======== Raw data

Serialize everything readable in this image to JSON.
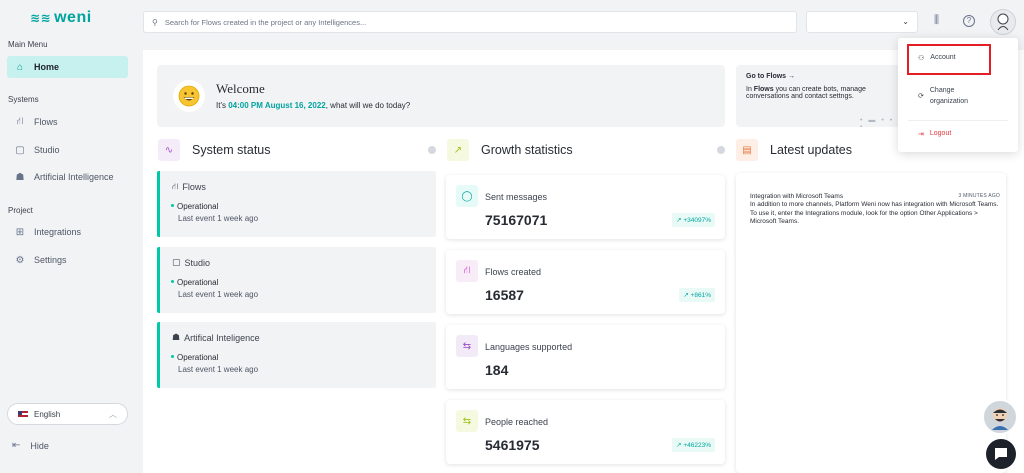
{
  "brand": {
    "name": "weni"
  },
  "sidebar": {
    "main_menu_title": "Main Menu",
    "home": "Home",
    "systems_title": "Systems",
    "systems": [
      {
        "label": "Flows"
      },
      {
        "label": "Studio"
      },
      {
        "label": "Artificial Intelligence"
      }
    ],
    "project_title": "Project",
    "project": [
      {
        "label": "Integrations"
      },
      {
        "label": "Settings"
      }
    ],
    "language": "English",
    "hide": "Hide"
  },
  "topbar": {
    "search_placeholder": "Search for Flows created in the project or any Intelligences..."
  },
  "welcome": {
    "title": "Welcome",
    "prefix": "It's ",
    "time": "04:00 PM August 16, 2022",
    "suffix": ", what will we do today?"
  },
  "goto": {
    "title": "Go to Flows →",
    "text_bold": "Flows",
    "text_pre": "In ",
    "text_post": " you can create bots, manage conversations and contact settngs."
  },
  "system_status": {
    "title": "System status",
    "cards": [
      {
        "name": "Flows",
        "status": "Operational",
        "event": "Last event 1 week ago"
      },
      {
        "name": "Studio",
        "status": "Operational",
        "event": "Last event 1 week ago"
      },
      {
        "name": "Artifical Inteligence",
        "status": "Operational",
        "event": "Last event 1 week ago"
      }
    ]
  },
  "growth": {
    "title": "Growth statistics",
    "cards": [
      {
        "label": "Sent messages",
        "value": "75167071",
        "badge": "+34097%"
      },
      {
        "label": "Flows created",
        "value": "16587",
        "badge": "+861%"
      },
      {
        "label": "Languages supported",
        "value": "184",
        "badge": ""
      },
      {
        "label": "People reached",
        "value": "5461975",
        "badge": "+46223%"
      }
    ]
  },
  "updates": {
    "title": "Latest updates",
    "items": [
      {
        "title": "Integration with Microsoft Teams",
        "time": "3 MINUTES AGO",
        "body": "In addition to more channels, Platform Weni now has integration with Microsoft Teams. To use it, enter the Integrations module, look for the option Other Applications > Microsoft Teams."
      }
    ]
  },
  "account_menu": {
    "account": "Account",
    "change_org": "Change organization",
    "logout": "Logout"
  },
  "colors": {
    "accent": "#00a49f",
    "active_bg": "#c6f1ee",
    "status_green": "#00c9a7",
    "logout_red": "#e5373c",
    "highlight_red": "#e31e24"
  }
}
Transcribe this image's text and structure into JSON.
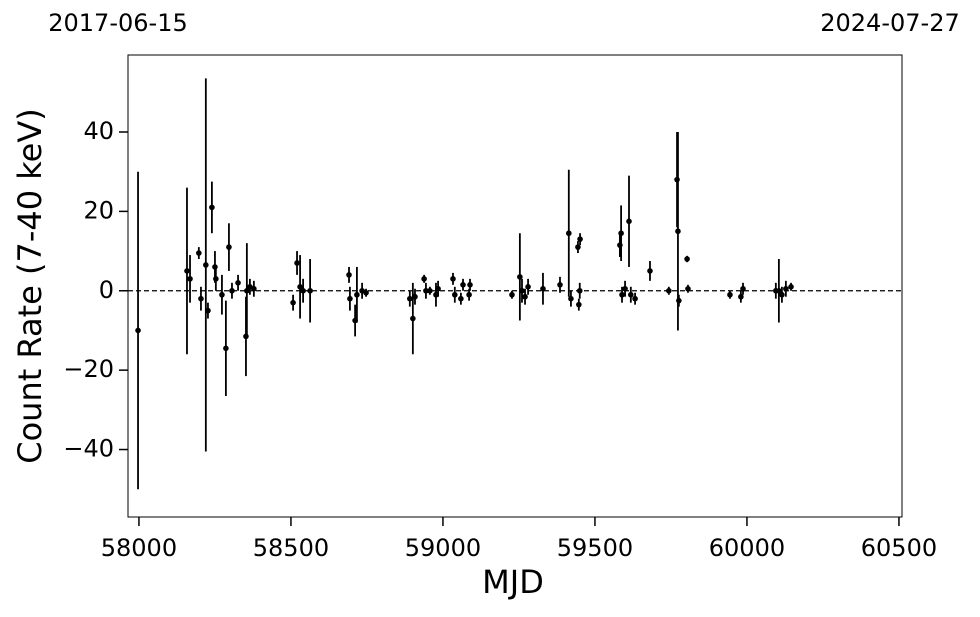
{
  "chart_data": {
    "type": "scatter",
    "xlabel": "MJD",
    "ylabel": "Count Rate (7-40 keV)",
    "annotations": [
      "2017-06-15",
      "2024-07-27"
    ],
    "hline": 0,
    "xlim": [
      57964,
      60510
    ],
    "ylim": [
      -57,
      59.4
    ],
    "xticks": [
      58000,
      58500,
      59000,
      59500,
      60000,
      60500
    ],
    "yticks": [
      {
        "value": -40,
        "label": "−40"
      },
      {
        "value": -20,
        "label": "−20"
      },
      0,
      20,
      40
    ],
    "grid": false,
    "series": [
      {
        "color": "#000000",
        "x": [
          57997,
          58158,
          58168,
          58197,
          58204,
          58220,
          58227,
          58240,
          58250,
          58253,
          58273,
          58286,
          58296,
          58306,
          58326,
          58352,
          58355,
          58365,
          58378,
          58507,
          58520,
          58530,
          58540,
          58563,
          58691,
          58694,
          58711,
          58717,
          58734,
          58747,
          58891,
          58901,
          58908,
          58938,
          58944,
          58957,
          58977,
          58984,
          59033,
          59039,
          59059,
          59066,
          59086,
          59089,
          59227,
          59253,
          59260,
          59270,
          59280,
          59329,
          59385,
          59414,
          59421,
          59444,
          59451,
          59447,
          59450,
          59582,
          59586,
          59589,
          59599,
          59612,
          59618,
          59632,
          59681,
          59743,
          59770,
          59773,
          59776,
          59803,
          59806,
          59944,
          59980,
          59987,
          60095,
          60105,
          60115,
          60128,
          60145
        ],
        "values": [
          -10,
          5,
          3,
          9.5,
          -2,
          6.5,
          -5,
          21,
          6,
          3,
          -1,
          -14.5,
          11,
          0,
          2,
          -11.5,
          0,
          1,
          0.5,
          -3,
          7,
          1,
          0,
          0,
          4,
          -2,
          -7.5,
          -1,
          0,
          -0.5,
          -2,
          -7,
          -1.5,
          3,
          0,
          0,
          -1,
          0.5,
          3,
          -1,
          -2,
          1.5,
          -1,
          1.5,
          -1,
          3.5,
          0,
          -1.5,
          1,
          0.5,
          1.5,
          14.5,
          -2,
          11,
          13,
          -3.5,
          0,
          11.5,
          14.5,
          -1,
          0.5,
          17.5,
          -1,
          -2,
          5,
          0,
          28,
          15,
          -2.5,
          8,
          0.5,
          -1,
          -1.5,
          0.5,
          0,
          0,
          -1,
          0.5,
          1
        ],
        "errors": [
          40,
          21,
          6,
          1.5,
          3,
          47,
          2,
          6.5,
          4,
          3,
          5,
          12,
          6,
          2,
          2,
          10,
          12,
          2,
          2,
          2,
          3,
          8,
          3,
          8,
          2,
          3,
          4,
          7,
          2,
          1,
          2,
          9,
          2,
          1,
          2,
          1,
          3,
          2,
          1.5,
          2,
          1.5,
          1.5,
          1.5,
          1.5,
          1,
          11,
          3,
          2,
          2,
          4,
          2,
          16,
          2,
          1.5,
          1.5,
          1.5,
          2,
          3,
          7,
          2,
          2,
          11.5,
          2,
          1.5,
          2.5,
          1,
          12,
          25,
          1.5,
          0.8,
          1,
          1,
          1.5,
          1.5,
          2,
          8,
          2,
          2,
          1
        ]
      }
    ]
  }
}
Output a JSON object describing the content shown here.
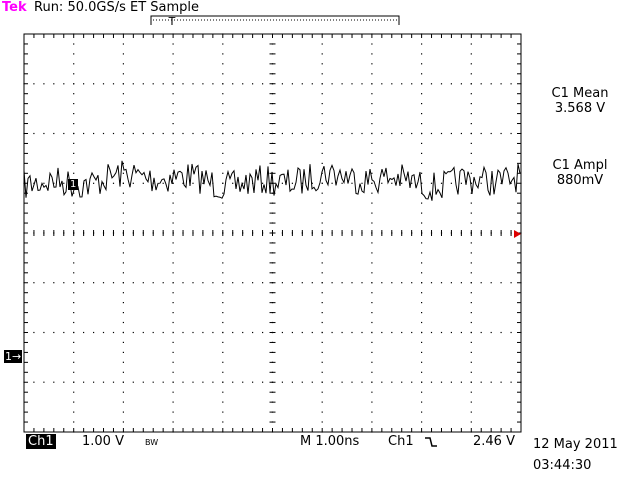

================

Quote the full listing above word for word; exclude every picture from the copy.

*Written response*
Serialize everything readable in this image to JSON.
{
  "brand": {
    "name": "weni"
  },
  "sidebar": {
    "main_menu_title": "Main Menu",
    "home": "Home",
    "systems_title": "Systems",
    "systems": [
      {
        "label": "Flows"
      },
      {
        "label": "Studio"
      },
      {
        "label": "Artificial Intelligence"
      }
    ],
    "project_title": "Project",
    "project": [
      {
        "label": "Integrations"
      },
      {
        "label": "Settings"
      }
    ],
    "language": "English",
    "hide": "Hide"
  },
  "topbar": {
    "search_placeholder": "Search for Flows created in the project or any Intelligences..."
  },
  "welcome": {
    "title": "Welcome",
    "prefix": "It's ",
    "time": "04:00 PM August 16, 2022",
    "suffix": ", what will we do today?"
  },
  "goto": {
    "title": "Go to Flows →",
    "text_bold": "Flows",
    "text_pre": "In ",
    "text_post": " you can create bots, manage conversations and contact settngs."
  },
  "system_status": {
    "title": "System status",
    "cards": [
      {
        "name": "Flows",
        "status": "Operational",
        "event": "Last event 1 week ago"
      },
      {
        "name": "Studio",
        "status": "Operational",
        "event": "Last event 1 week ago"
      },
      {
        "name": "Artifical Inteligence",
        "status": "Operational",
        "event": "Last event 1 week ago"
      }
    ]
  },
  "growth": {
    "title": "Growth statistics",
    "cards": [
      {
        "label": "Sent messages",
        "value": "75167071",
        "badge": "+34097%"
      },
      {
        "label": "Flows created",
        "value": "16587",
        "badge": "+861%"
      },
      {
        "label": "Languages supported",
        "value": "184",
        "badge": ""
      },
      {
        "label": "People reached",
        "value": "5461975",
        "badge": "+46223%"
      }
    ]
  },
  "updates": {
    "title": "Latest updates",
    "items": [
      {
        "title": "Integration with Microsoft Teams",
        "time": "3 MINUTES AGO",
        "body": "In addition to more channels, Platform Weni now has integration with Microsoft Teams. To use it, enter the Integrations module, look for the option Other Applications > Microsoft Teams."
      }
    ]
  },
  "account_menu": {
    "account": "Account",
    "change_org": "Change organization",
    "logout": "Logout"
  },
  "colors": {
    "accent": "#00a49f",
    "active_bg": "#c6f1ee",
    "status_green": "#00c9a7",
    "logout_red": "#e5373c",
    "highlight_red": "#e31e24"
  }
}
Transcribe this image's text and structure into JSON.
{
  "chart_data": {
    "type": "scatter",
    "xlabel": "MJD",
    "ylabel": "Count Rate (7-40 keV)",
    "annotations": [
      "2017-06-15",
      "2024-07-27"
    ],
    "hline": 0,
    "xlim": [
      57964,
      60510
    ],
    "ylim": [
      -57,
      59.4
    ],
    "xticks": [
      58000,
      58500,
      59000,
      59500,
      60000,
      60500
    ],
    "yticks": [
      {
        "value": -40,
        "label": "−40"
      },
      {
        "value": -20,
        "label": "−20"
      },
      0,
      20,
      40
    ],
    "grid": false,
    "series": [
      {
        "color": "#000000",
        "x": [
          57997,
          58158,
          58168,
          58197,
          58204,
          58220,
          58227,
          58240,
          58250,
          58253,
          58273,
          58286,
          58296,
          58306,
          58326,
          58352,
          58355,
          58365,
          58378,
          58507,
          58520,
          58530,
          58540,
          58563,
          58691,
          58694,
          58711,
          58717,
          58734,
          58747,
          58891,
          58901,
          58908,
          58938,
          58944,
          58957,
          58977,
          58984,
          59033,
          59039,
          59059,
          59066,
          59086,
          59089,
          59227,
          59253,
          59260,
          59270,
          59280,
          59329,
          59385,
          59414,
          59421,
          59444,
          59451,
          59447,
          59450,
          59582,
          59586,
          59589,
          59599,
          59612,
          59618,
          59632,
          59681,
          59743,
          59770,
          59773,
          59776,
          59803,
          59806,
          59944,
          59980,
          59987,
          60095,
          60105,
          60115,
          60128,
          60145
        ],
        "values": [
          -10,
          5,
          3,
          9.5,
          -2,
          6.5,
          -5,
          21,
          6,
          3,
          -1,
          -14.5,
          11,
          0,
          2,
          -11.5,
          0,
          1,
          0.5,
          -3,
          7,
          1,
          0,
          0,
          4,
          -2,
          -7.5,
          -1,
          0,
          -0.5,
          -2,
          -7,
          -1.5,
          3,
          0,
          0,
          -1,
          0.5,
          3,
          -1,
          -2,
          1.5,
          -1,
          1.5,
          -1,
          3.5,
          0,
          -1.5,
          1,
          0.5,
          1.5,
          14.5,
          -2,
          11,
          13,
          -3.5,
          0,
          11.5,
          14.5,
          -1,
          0.5,
          17.5,
          -1,
          -2,
          5,
          0,
          28,
          15,
          -2.5,
          8,
          0.5,
          -1,
          -1.5,
          0.5,
          0,
          0,
          -1,
          0.5,
          1
        ],
        "errors": [
          40,
          21,
          6,
          1.5,
          3,
          47,
          2,
          6.5,
          4,
          3,
          5,
          12,
          6,
          2,
          2,
          10,
          12,
          2,
          2,
          2,
          3,
          8,
          3,
          8,
          2,
          3,
          4,
          7,
          2,
          1,
          2,
          9,
          2,
          1,
          2,
          1,
          3,
          2,
          1.5,
          2,
          1.5,
          1.5,
          1.5,
          1.5,
          1,
          11,
          3,
          2,
          2,
          4,
          2,
          16,
          2,
          1.5,
          1.5,
          1.5,
          2,
          3,
          7,
          2,
          2,
          11.5,
          2,
          1.5,
          2.5,
          1,
          12,
          25,
          1.5,
          0.8,
          1,
          1,
          1.5,
          1.5,
          2,
          8,
          2,
          2,
          1
        ]
      }
    ]
  }
}
Output a JSON object describing the content shown here.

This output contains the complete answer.